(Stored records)
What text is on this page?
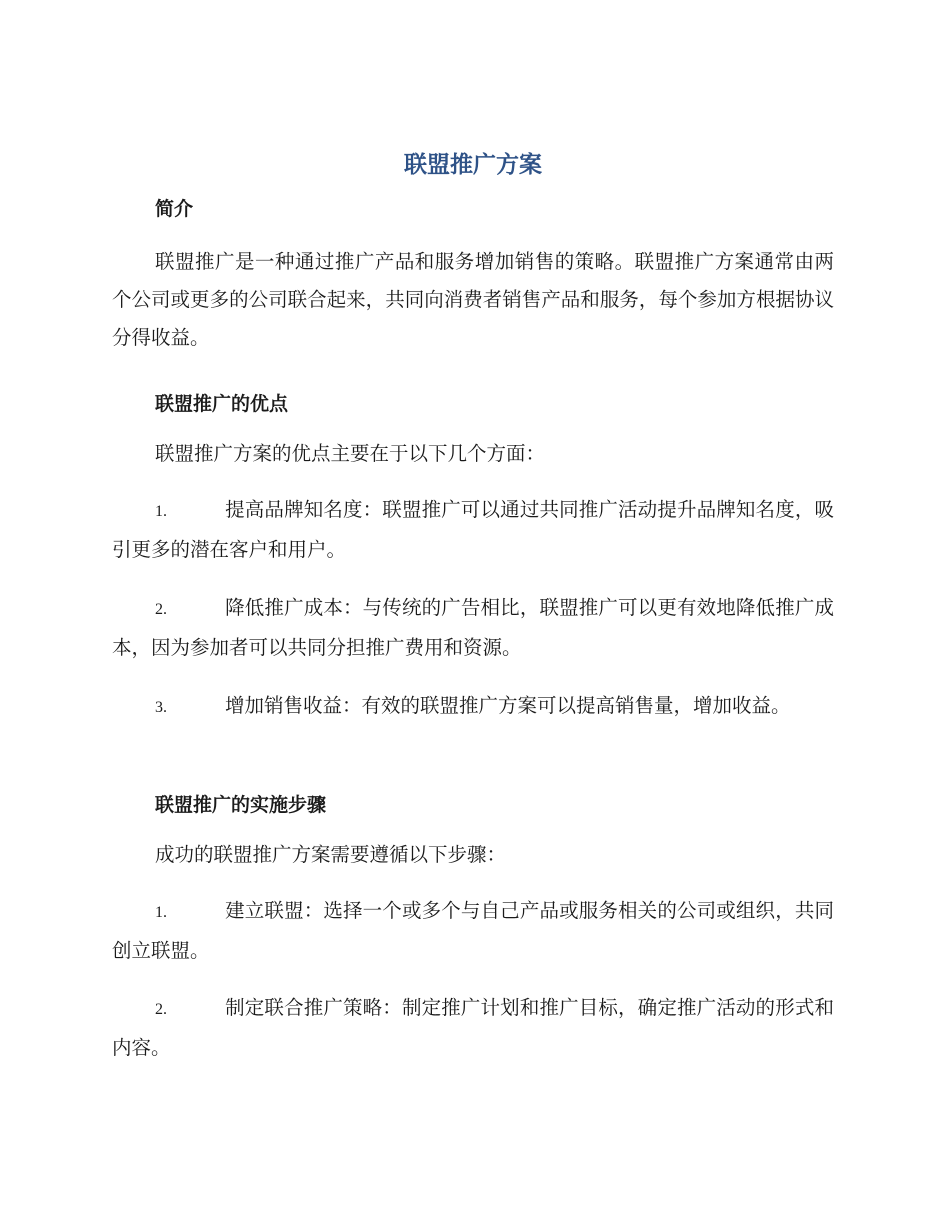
联盟推广方案
简介

联盟推广是一种通过推广产品和服务增加销售的策略。联盟推广方案通常由两个公司或更多的公司联合起来，共同向消费者销售产品和服务，每个参加方根据协议分得收益。

联盟推广的优点

联盟推广方案的优点主要在于以下几个方面：

1.	提高品牌知名度：联盟推广可以通过共同推广活动提升品牌知名度，吸引更多的潜在客户和用户。

2.	降低推广成本：与传统的广告相比，联盟推广可以更有效地降低推广成本，因为参加者可以共同分担推广费用和资源。

3.	增加销售收益：有效的联盟推广方案可以提高销售量，增加收益。

联盟推广的实施步骤

成功的联盟推广方案需要遵循以下步骤：

1.	建立联盟：选择一个或多个与自己产品或服务相关的公司或组织，共同创立联盟。

2.	制定联合推广策略：制定推广计划和推广目标，确定推广活动的形式和内容。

• What is needed
Above are records to transcribe exactly; leave their pictures out.

• Response to the task
What text is on this page?
联盟推广方案
简介

联盟推广是一种通过推广产品和服务增加销售的策略。联盟推广方案通常由两个公司或更多的公司联合起来，共同向消费者销售产品和服务，每个参加方根据协议分得收益。

联盟推广的优点

联盟推广方案的优点主要在于以下几个方面：

1.	提高品牌知名度：联盟推广可以通过共同推广活动提升品牌知名度，吸引更多的潜在客户和用户。

2.	降低推广成本：与传统的广告相比，联盟推广可以更有效地降低推广成本，因为参加者可以共同分担推广费用和资源。

3.	增加销售收益：有效的联盟推广方案可以提高销售量，增加收益。

联盟推广的实施步骤

成功的联盟推广方案需要遵循以下步骤：

1.	建立联盟：选择一个或多个与自己产品或服务相关的公司或组织，共同创立联盟。

2.	制定联合推广策略：制定推广计划和推广目标，确定推广活动的形式和内容。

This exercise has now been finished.